— SHORT TASK —
For the copy, please give all of the data again exactly and leave the pictures out.

— ENTRIES SHOWN —
════════
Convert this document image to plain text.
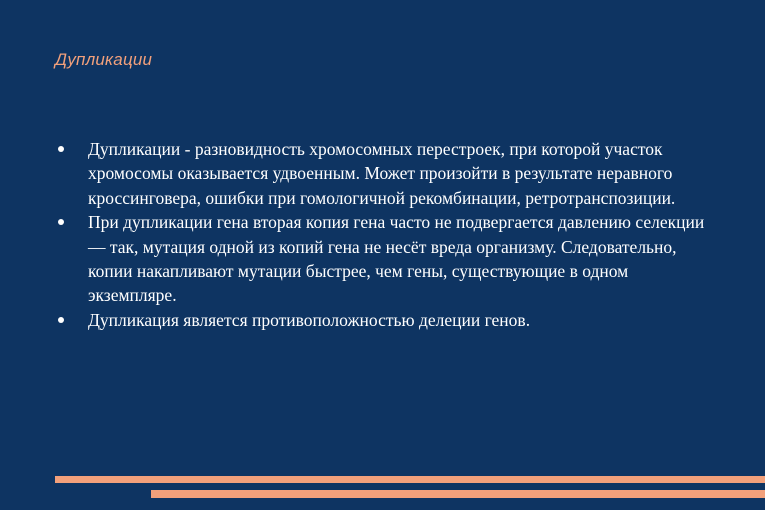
Дупликации
Дупликации - разновидность хромосомных перестроек, при которой участок хромосомы оказывается удвоенным. Может произойти в результате неравного кроссинговера, ошибки при гомологичной рекомбинации, ретротранспозиции.
При дупликации гена вторая копия гена часто не подвергается давлению селекции — так, мутация одной из копий гена не несёт вреда организму. Следовательно, копии накапливают мутации быстрее, чем гены, существующие в одном экземпляре.
Дупликация является противоположностью делеции генов.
════════
— RESULT OF THE TASK —
Convert this document image to plain text.
Дупликации
Дупликации - разновидность хромосомных перестроек, при которой участок хромосомы оказывается удвоенным. Может произойти в результате неравного кроссинговера, ошибки при гомологичной рекомбинации, ретротранспозиции.
При дупликации гена вторая копия гена часто не подвергается давлению селекции — так, мутация одной из копий гена не несёт вреда организму. Следовательно, копии накапливают мутации быстрее, чем гены, существующие в одном экземпляре.
Дупликация является противоположностью делеции генов.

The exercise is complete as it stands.